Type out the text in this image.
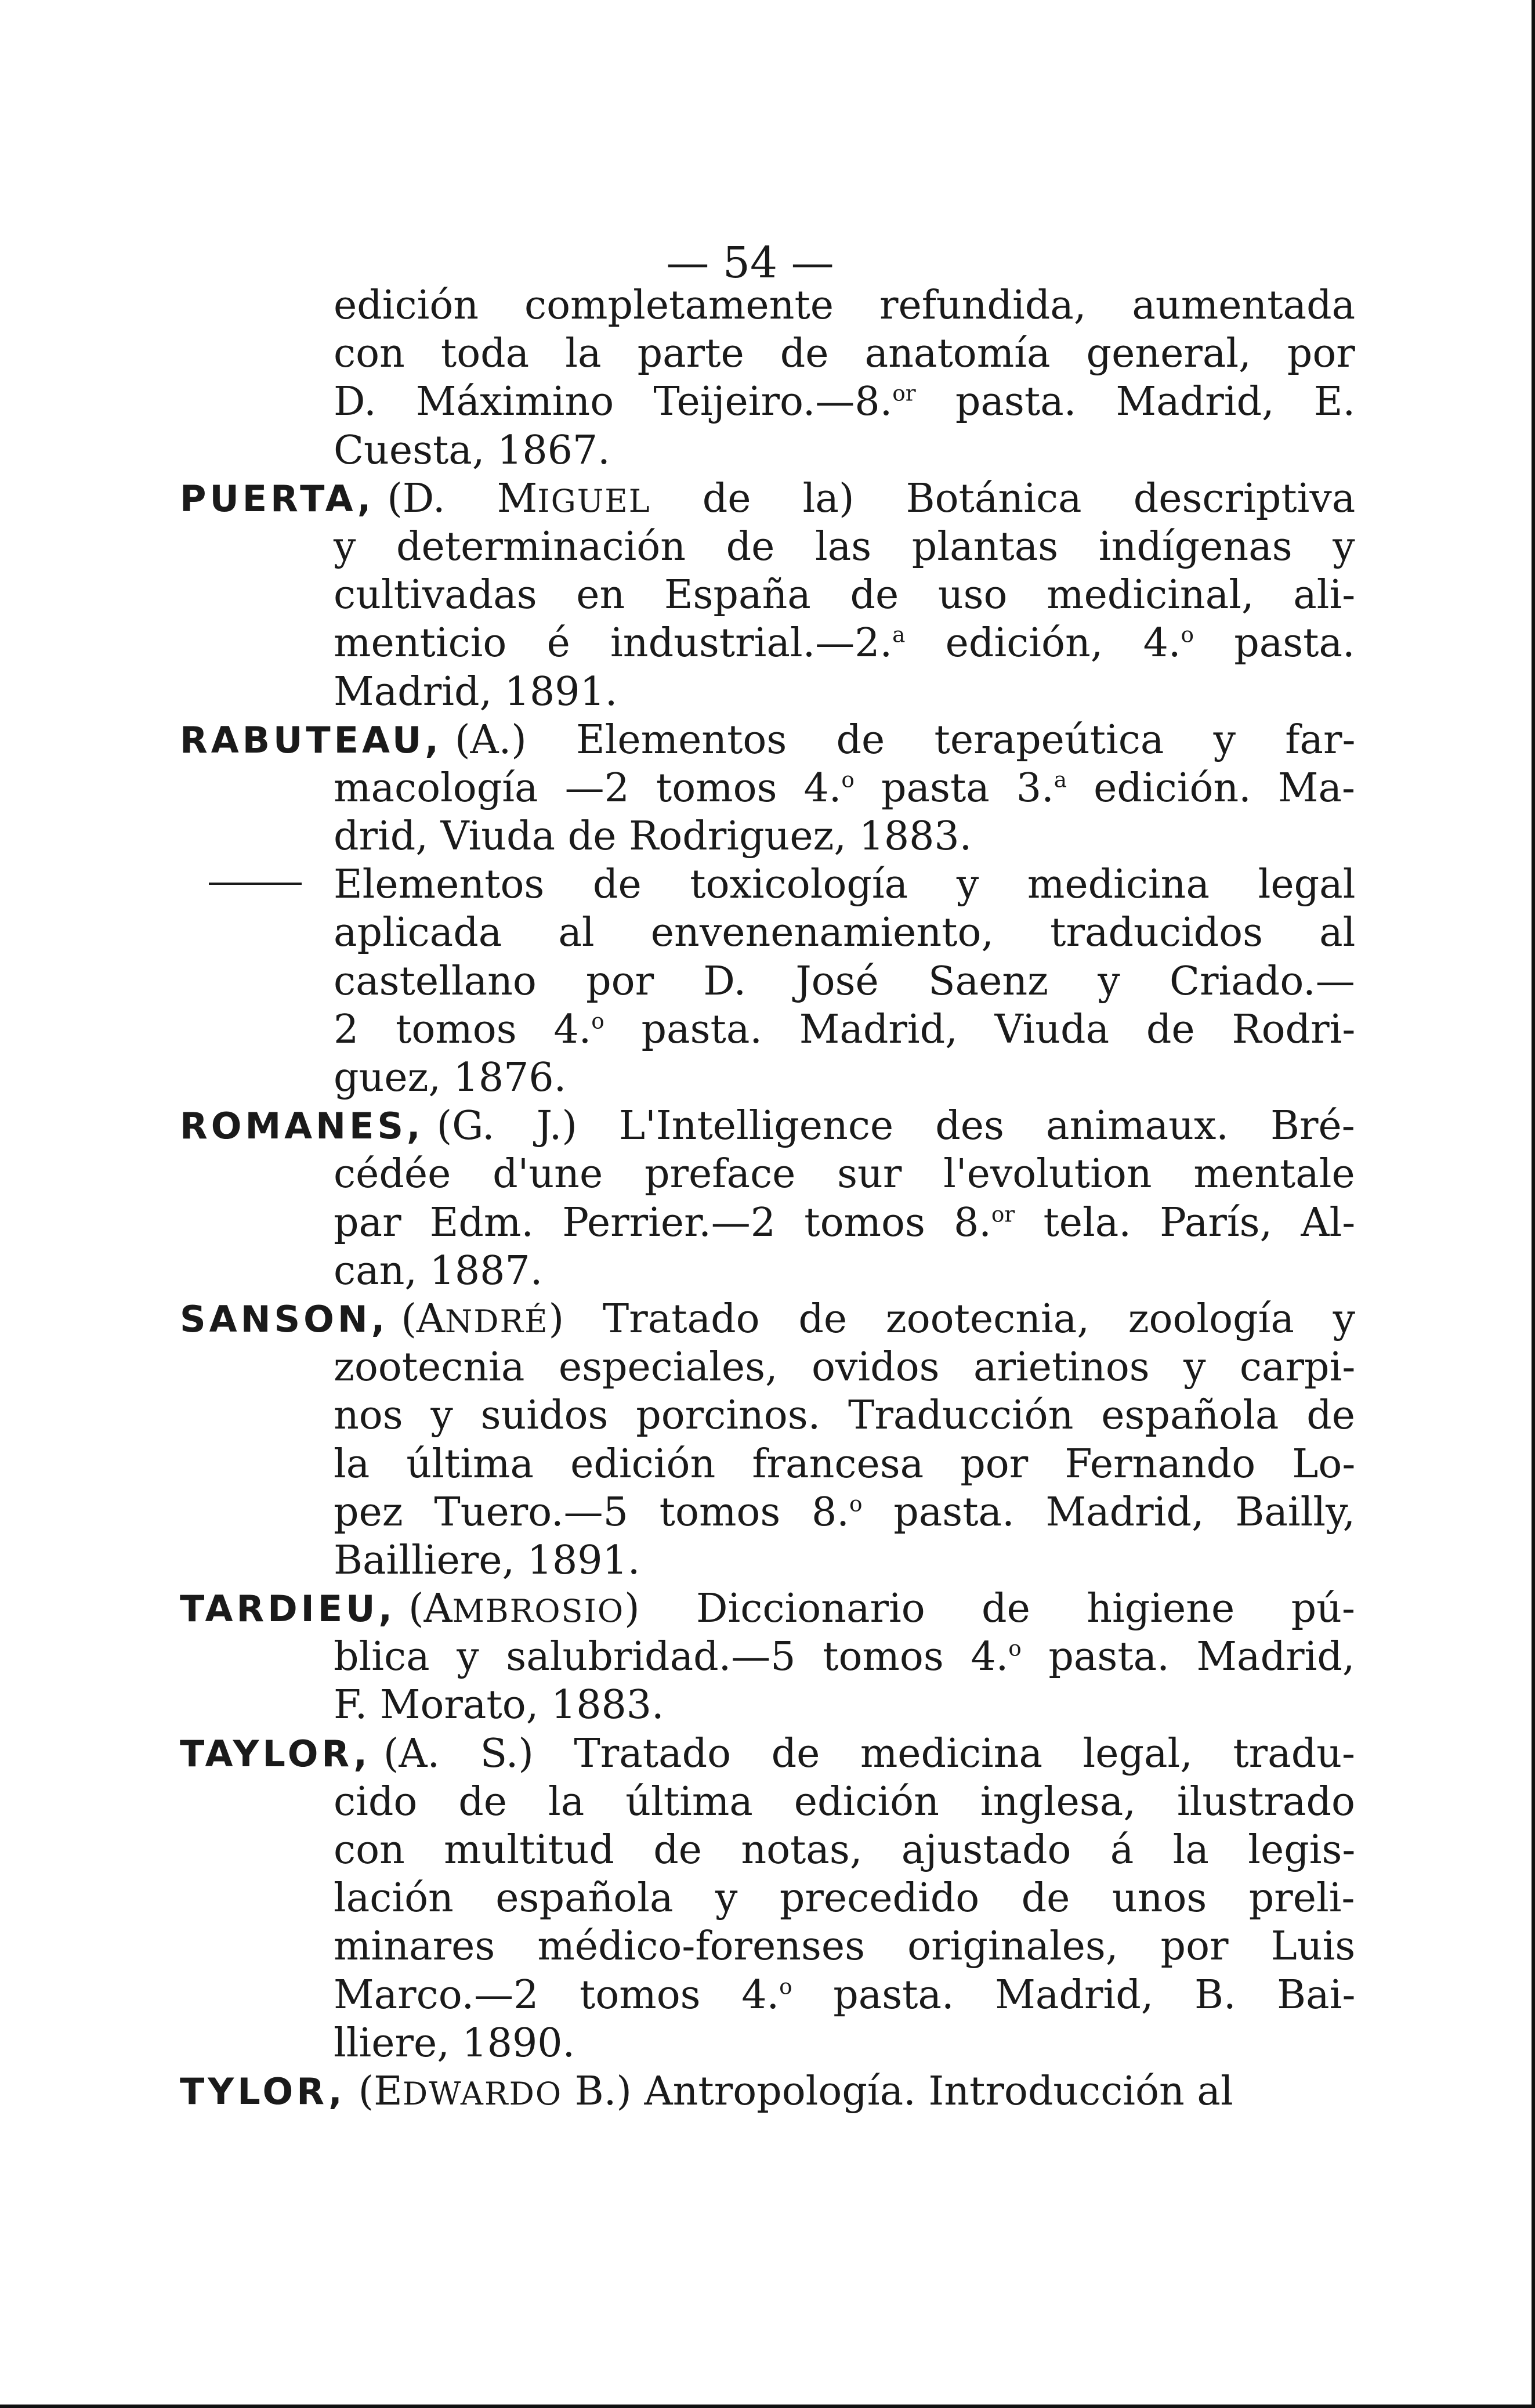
— 54 —
edición completamente refundida, aumentada
con toda la parte de anatomía general, por
D. Máximino Teijeiro.—8.$^{or}$ pasta. Madrid, E.
Cuesta, 1867.
PUERTA, (D. MIGUEL de la) Botánica descriptiva
y determinación de las plantas indígenas y
cultivadas en España de uso medicinal, ali-
menticio é industrial.—2.$^a$ edición, 4.$^o$ pasta.
Madrid, 1891.
RABUTEAU, (A.) Elementos de terapeútica y far-
macología —2 tomos 4.$^o$ pasta 3.$^a$ edición. Ma-
drid, Viuda de Rodriguez, 1883.
Elementos de toxicología y medicina legal
aplicada al envenenamiento, traducidos al
castellano por D. José Saenz y Criado.—
2 tomos 4.$^o$ pasta. Madrid, Viuda de Rodri-
guez, 1876.
ROMANES, (G. J.) L'Intelligence des animaux. Bré-
cédée d'une preface sur l'evolution mentale
par Edm. Perrier.—2 tomos 8.$^{or}$ tela. París, Al-
can, 1887.
SANSON, (ANDRÉ) Tratado de zootecnia, zoología y
zootecnia especiales, ovidos arietinos y carpi-
nos y suidos porcinos. Traducción española de
la última edición francesa por Fernando Lo-
pez Tuero.—5 tomos 8.$^o$ pasta. Madrid, Bailly,
Bailliere, 1891.
TARDIEU, (AMBROSIO) Diccionario de higiene pú-
blica y salubridad.—5 tomos 4.$^o$ pasta. Madrid,
F. Morato, 1883.
TAYLOR, (A. S.) Tratado de medicina legal, tradu-
cido de la última edición inglesa, ilustrado
con multitud de notas, ajustado á la legis-
lación española y precedido de unos preli-
minares médico-forenses originales, por Luis
Marco.—2 tomos 4.$^o$ pasta. Madrid, B. Bai-
lliere, 1890.
TYLOR, (EDWARDO B.) Antropología. Introducción al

■ What you are asked to do
Extract every line of the data exactly; pictures stay out.

■ Completed exercise
Type out the text in this image.
— 54 —
edición completamente refundida, aumentada
con toda la parte de anatomía general, por
D. Máximino Teijeiro.—8.$^{or}$ pasta. Madrid, E.
Cuesta, 1867.
PUERTA, (D. MIGUEL de la) Botánica descriptiva
y determinación de las plantas indígenas y
cultivadas en España de uso medicinal, ali-
menticio é industrial.—2.$^a$ edición, 4.$^o$ pasta.
Madrid, 1891.
RABUTEAU, (A.) Elementos de terapeútica y far-
macología —2 tomos 4.$^o$ pasta 3.$^a$ edición. Ma-
drid, Viuda de Rodriguez, 1883.
Elementos de toxicología y medicina legal
aplicada al envenenamiento, traducidos al
castellano por D. José Saenz y Criado.—
2 tomos 4.$^o$ pasta. Madrid, Viuda de Rodri-
guez, 1876.
ROMANES, (G. J.) L'Intelligence des animaux. Bré-
cédée d'une preface sur l'evolution mentale
par Edm. Perrier.—2 tomos 8.$^{or}$ tela. París, Al-
can, 1887.
SANSON, (ANDRÉ) Tratado de zootecnia, zoología y
zootecnia especiales, ovidos arietinos y carpi-
nos y suidos porcinos. Traducción española de
la última edición francesa por Fernando Lo-
pez Tuero.—5 tomos 8.$^o$ pasta. Madrid, Bailly,
Bailliere, 1891.
TARDIEU, (AMBROSIO) Diccionario de higiene pú-
blica y salubridad.—5 tomos 4.$^o$ pasta. Madrid,
F. Morato, 1883.
TAYLOR, (A. S.) Tratado de medicina legal, tradu-
cido de la última edición inglesa, ilustrado
con multitud de notas, ajustado á la legis-
lación española y precedido de unos preli-
minares médico-forenses originales, por Luis
Marco.—2 tomos 4.$^o$ pasta. Madrid, B. Bai-
lliere, 1890.
TYLOR, (EDWARDO B.) Antropología. Introducción al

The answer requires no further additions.